# Material to process
★ ★ ★ ★

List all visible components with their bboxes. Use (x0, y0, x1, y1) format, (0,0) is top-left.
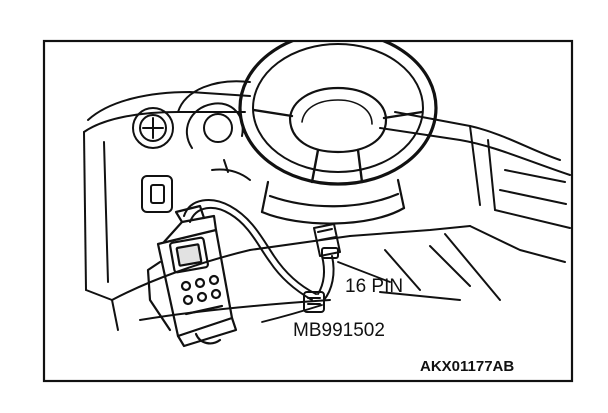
steering-wheel (238, 42, 438, 186)
adapter-plug (303, 291, 325, 313)
figure-code: AKX01177AB (420, 358, 514, 375)
tool-label: MB991502 (293, 320, 385, 341)
dash-switch-panel (141, 175, 173, 213)
dashboard-outline (83, 91, 571, 301)
left-air-vent (132, 107, 174, 149)
connector-label: 16 PIN (345, 276, 403, 297)
16-pin-connector (313, 223, 341, 259)
callout-leaders (261, 261, 391, 323)
handheld-tester (146, 204, 238, 348)
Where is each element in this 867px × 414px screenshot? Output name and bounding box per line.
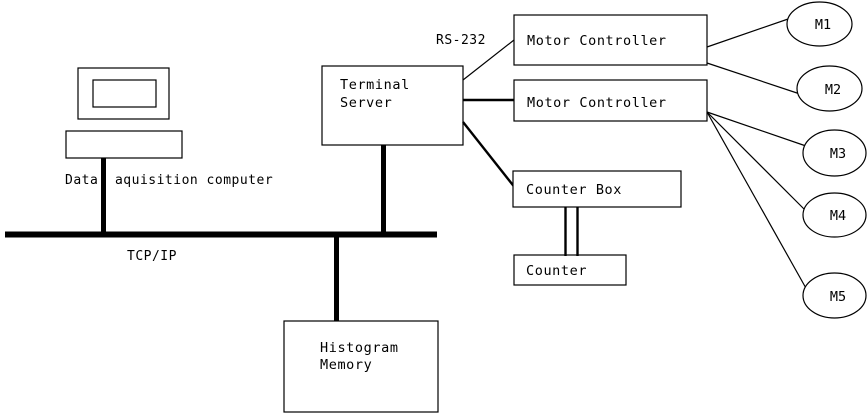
motor-m5: M5 bbox=[802, 272, 867, 319]
link-motor-controller-2-to-m3 bbox=[706, 111, 807, 147]
histogram-memory-box bbox=[283, 320, 439, 413]
rs232-label: RS-232 bbox=[436, 33, 486, 48]
link-motor-controller-2-to-m5 bbox=[706, 111, 808, 291]
motor-m4-ellipse bbox=[802, 192, 867, 238]
data-acquisition-computer bbox=[65, 67, 183, 159]
motor-m4-label: M4 bbox=[830, 208, 846, 224]
motor-m4: M4 bbox=[802, 192, 867, 238]
link-terminal-server-to-motor-controller-1 bbox=[462, 39, 515, 81]
link-motor-controller-1-to-m1 bbox=[706, 17, 792, 48]
counter-box bbox=[513, 254, 627, 286]
link-terminal-server-to-counter-box bbox=[462, 121, 517, 190]
motor-m2-label: M2 bbox=[825, 82, 841, 98]
histogram-memory-label-line1: Histogram bbox=[320, 340, 399, 356]
terminal-server-label-line1: Terminal bbox=[340, 77, 410, 93]
motor-controller-2-label: Motor Controller bbox=[527, 95, 667, 111]
computer-monitor-screen bbox=[92, 79, 157, 108]
motor-m3: M3 bbox=[802, 129, 867, 177]
link-motor-controller-1-to-m2 bbox=[706, 62, 801, 95]
motor-controller-2-box bbox=[513, 79, 708, 122]
motor-controller-1-box bbox=[513, 14, 708, 66]
tcpip-bus-label: TCP/IP bbox=[127, 249, 177, 264]
motor-m1: M1 bbox=[786, 1, 853, 47]
terminal-server-label-line2: Server bbox=[340, 95, 392, 111]
computer-base-unit bbox=[65, 130, 183, 159]
motor-m1-ellipse bbox=[786, 1, 853, 47]
counter-box-label: Counter Box bbox=[526, 182, 622, 198]
link-motor-controller-2-to-m4 bbox=[706, 111, 807, 212]
motor-m2: M2 bbox=[796, 65, 863, 112]
motor-m2-ellipse bbox=[796, 65, 863, 112]
motor-m3-label: M3 bbox=[830, 146, 846, 162]
terminal-server-box bbox=[321, 65, 464, 146]
histogram-memory-label-line2: Memory bbox=[320, 357, 372, 373]
motor-m5-label: M5 bbox=[830, 289, 846, 305]
motor-controller-1-label: Motor Controller bbox=[527, 33, 667, 49]
data-acquisition-computer-label: Data aquisition computer bbox=[65, 173, 273, 188]
counter-label: Counter bbox=[526, 263, 587, 279]
motor-m1-label: M1 bbox=[815, 17, 831, 33]
counter-box-box bbox=[512, 170, 682, 208]
motor-m5-ellipse bbox=[802, 272, 867, 319]
motor-m3-ellipse bbox=[802, 129, 867, 177]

★ ★ ★ ★

Which lines from the rows above contain the string "terminal"?

link-terminal-server-to-motor-controller-1 bbox=[462, 39, 515, 81]
link-terminal-server-to-counter-box bbox=[462, 121, 517, 190]
terminal-server-label-line1: Terminal bbox=[340, 77, 410, 93]
terminal-server-label-line2: Server bbox=[340, 95, 392, 111]
terminal-server-box bbox=[321, 65, 464, 146]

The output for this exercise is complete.